▶ **TEXT EXCERPT**
-*-*-

Royal Dutch/Shell Group said a change in inventory accounting principles increased net income in the first quarter by $226 million to $4.7 billion. It had previously reported net income of $4.43 billion. Shell also updated its quarterly production figures, and said it was publishing the information to give investors “further clarity.” The second quarter results are scheduled to be announced July 29.

Shell also has appointed Citigroup and N.M Rothschild as financial advisers to the board’s Steering Committee, which is reviewing the company’s structure and governance. Shell said the review would include a “possible simplification of the management structures of the boards and the Group; improvements to decision-making processes and accountability; and enhancing effective leadership for the Group as a whole.”

Membership of the Steering Committee is drawn from the boards of the two parent companies, the Royal Dutch Petroleum Co. and The Shell Transport and Trading Co. plc, and it is assisted by a working group of senior Shell executives and external legal advisers.

-*-*-

▶ **CHALLENGE A**
Please return the Shell accounting and governance text in full, word for word.

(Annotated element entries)
-*-*-

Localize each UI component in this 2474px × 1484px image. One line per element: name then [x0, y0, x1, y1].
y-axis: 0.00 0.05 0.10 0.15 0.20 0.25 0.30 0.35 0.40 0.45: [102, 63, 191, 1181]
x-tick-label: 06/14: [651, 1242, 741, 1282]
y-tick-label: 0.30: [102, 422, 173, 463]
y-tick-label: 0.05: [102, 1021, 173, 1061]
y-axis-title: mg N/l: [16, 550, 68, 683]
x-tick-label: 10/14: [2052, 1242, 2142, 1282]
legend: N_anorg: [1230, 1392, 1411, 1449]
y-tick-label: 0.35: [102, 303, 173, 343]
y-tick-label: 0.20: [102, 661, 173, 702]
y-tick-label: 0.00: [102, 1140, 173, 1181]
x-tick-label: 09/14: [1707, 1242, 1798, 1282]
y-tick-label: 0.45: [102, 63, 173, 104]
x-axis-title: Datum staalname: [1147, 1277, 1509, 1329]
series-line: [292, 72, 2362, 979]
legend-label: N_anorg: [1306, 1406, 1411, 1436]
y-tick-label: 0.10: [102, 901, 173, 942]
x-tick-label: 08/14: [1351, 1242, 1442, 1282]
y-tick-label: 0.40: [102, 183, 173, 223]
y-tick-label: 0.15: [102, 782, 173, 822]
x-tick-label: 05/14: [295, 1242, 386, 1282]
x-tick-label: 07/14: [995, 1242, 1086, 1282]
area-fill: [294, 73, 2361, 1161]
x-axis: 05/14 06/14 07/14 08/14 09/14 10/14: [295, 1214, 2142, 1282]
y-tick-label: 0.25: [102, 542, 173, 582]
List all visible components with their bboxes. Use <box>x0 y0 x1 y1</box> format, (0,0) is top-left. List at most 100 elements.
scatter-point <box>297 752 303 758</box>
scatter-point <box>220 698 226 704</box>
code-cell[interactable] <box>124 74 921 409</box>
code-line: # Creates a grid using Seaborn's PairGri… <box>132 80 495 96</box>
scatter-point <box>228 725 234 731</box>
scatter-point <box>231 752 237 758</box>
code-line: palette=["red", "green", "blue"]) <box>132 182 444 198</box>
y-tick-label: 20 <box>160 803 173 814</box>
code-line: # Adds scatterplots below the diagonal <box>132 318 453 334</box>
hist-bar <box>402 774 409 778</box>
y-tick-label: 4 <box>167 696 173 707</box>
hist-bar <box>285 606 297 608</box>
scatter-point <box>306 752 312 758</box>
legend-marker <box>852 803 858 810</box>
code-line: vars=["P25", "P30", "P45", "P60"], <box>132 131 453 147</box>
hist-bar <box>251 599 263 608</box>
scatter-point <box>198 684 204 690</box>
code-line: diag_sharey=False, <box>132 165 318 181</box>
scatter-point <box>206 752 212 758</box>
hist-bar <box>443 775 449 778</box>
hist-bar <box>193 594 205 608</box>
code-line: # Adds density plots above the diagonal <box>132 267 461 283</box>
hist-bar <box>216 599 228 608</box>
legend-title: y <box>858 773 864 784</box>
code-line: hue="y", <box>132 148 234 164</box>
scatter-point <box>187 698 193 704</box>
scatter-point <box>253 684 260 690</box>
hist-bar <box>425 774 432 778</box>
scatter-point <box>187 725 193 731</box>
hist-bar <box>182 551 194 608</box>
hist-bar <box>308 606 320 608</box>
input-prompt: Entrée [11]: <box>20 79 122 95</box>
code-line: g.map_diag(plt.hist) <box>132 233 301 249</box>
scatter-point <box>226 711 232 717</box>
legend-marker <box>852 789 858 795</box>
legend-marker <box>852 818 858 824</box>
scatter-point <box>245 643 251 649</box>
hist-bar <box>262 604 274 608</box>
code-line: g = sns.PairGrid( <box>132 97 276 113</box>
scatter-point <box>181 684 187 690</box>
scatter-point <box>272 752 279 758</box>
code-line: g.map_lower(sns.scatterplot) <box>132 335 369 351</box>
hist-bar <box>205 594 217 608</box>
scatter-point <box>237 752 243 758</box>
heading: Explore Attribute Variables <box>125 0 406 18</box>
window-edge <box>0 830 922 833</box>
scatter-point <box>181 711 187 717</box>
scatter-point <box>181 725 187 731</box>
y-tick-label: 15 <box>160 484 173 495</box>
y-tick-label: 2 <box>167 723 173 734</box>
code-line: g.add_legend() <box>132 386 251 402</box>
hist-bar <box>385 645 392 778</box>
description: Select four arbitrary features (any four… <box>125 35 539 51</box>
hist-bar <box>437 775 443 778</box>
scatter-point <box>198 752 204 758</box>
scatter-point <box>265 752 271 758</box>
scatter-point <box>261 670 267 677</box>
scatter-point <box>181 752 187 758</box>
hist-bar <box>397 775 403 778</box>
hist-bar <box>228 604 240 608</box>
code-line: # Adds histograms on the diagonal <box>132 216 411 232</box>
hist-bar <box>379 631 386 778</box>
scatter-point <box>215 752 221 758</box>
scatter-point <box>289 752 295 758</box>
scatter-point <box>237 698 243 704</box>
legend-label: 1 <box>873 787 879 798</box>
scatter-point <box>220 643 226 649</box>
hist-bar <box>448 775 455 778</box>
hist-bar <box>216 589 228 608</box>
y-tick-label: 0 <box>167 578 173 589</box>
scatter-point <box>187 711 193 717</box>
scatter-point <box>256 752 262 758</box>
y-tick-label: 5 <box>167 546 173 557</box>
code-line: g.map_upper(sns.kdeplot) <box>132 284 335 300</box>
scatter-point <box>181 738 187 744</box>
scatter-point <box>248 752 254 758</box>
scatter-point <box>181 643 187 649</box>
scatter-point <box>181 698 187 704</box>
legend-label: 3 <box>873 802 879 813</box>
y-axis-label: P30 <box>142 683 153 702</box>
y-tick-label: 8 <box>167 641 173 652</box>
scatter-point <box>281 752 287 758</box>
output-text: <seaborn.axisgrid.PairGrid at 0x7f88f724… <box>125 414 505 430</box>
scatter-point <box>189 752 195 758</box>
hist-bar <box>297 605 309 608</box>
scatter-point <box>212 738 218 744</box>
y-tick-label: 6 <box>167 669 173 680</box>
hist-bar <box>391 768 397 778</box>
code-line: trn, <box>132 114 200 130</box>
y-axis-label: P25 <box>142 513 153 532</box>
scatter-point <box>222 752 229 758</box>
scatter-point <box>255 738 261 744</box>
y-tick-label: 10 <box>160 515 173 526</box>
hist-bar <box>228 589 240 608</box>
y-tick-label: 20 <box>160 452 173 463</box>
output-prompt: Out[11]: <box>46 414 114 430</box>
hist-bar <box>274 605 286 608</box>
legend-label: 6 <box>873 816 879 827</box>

-*-*-

▶ **CHALLENGE B**
Retype the records from their opening line through the line that contains "y-tick-label: 0.20: [102, 661, 173, 702]", keeping every character unchanged.

▶ **WORKED ANSWER A**
Royal Dutch/Shell Group said a change in inventory accounting principles increased net income in the first quarter by $226 million to $4.7 billion. It had previously reported net income of $4.43 billion. Shell also updated its quarterly production figures, and said it was publishing the information to give investors “further clarity.” The second quarter results are scheduled to be announced July 29.

Shell also has appointed Citigroup and N.M Rothschild as financial advisers to the board’s Steering Committee, which is reviewing the company’s structure and governance. Shell said the review would include a “possible simplification of the management structures of the boards and the Group; improvements to decision-making processes and accountability; and enhancing effective leadership for the Group as a whole.”

Membership of the Steering Committee is drawn from the boards of the two parent companies, the Royal Dutch Petroleum Co. and The Shell Transport and Trading Co. plc, and it is assisted by a working group of senior Shell executives and external legal advisers.

▶ **WORKED ANSWER B**
Localize each UI component in this 2474px × 1484px image. One line per element: name then [x0, y0, x1, y1].
y-axis: 0.00 0.05 0.10 0.15 0.20 0.25 0.30 0.35 0.40 0.45: [102, 63, 191, 1181]
x-tick-label: 06/14: [651, 1242, 741, 1282]
y-tick-label: 0.30: [102, 422, 173, 463]
y-tick-label: 0.05: [102, 1021, 173, 1061]
y-axis-title: mg N/l: [16, 550, 68, 683]
x-tick-label: 10/14: [2052, 1242, 2142, 1282]
legend: N_anorg: [1230, 1392, 1411, 1449]
y-tick-label: 0.35: [102, 303, 173, 343]
y-tick-label: 0.20: [102, 661, 173, 702]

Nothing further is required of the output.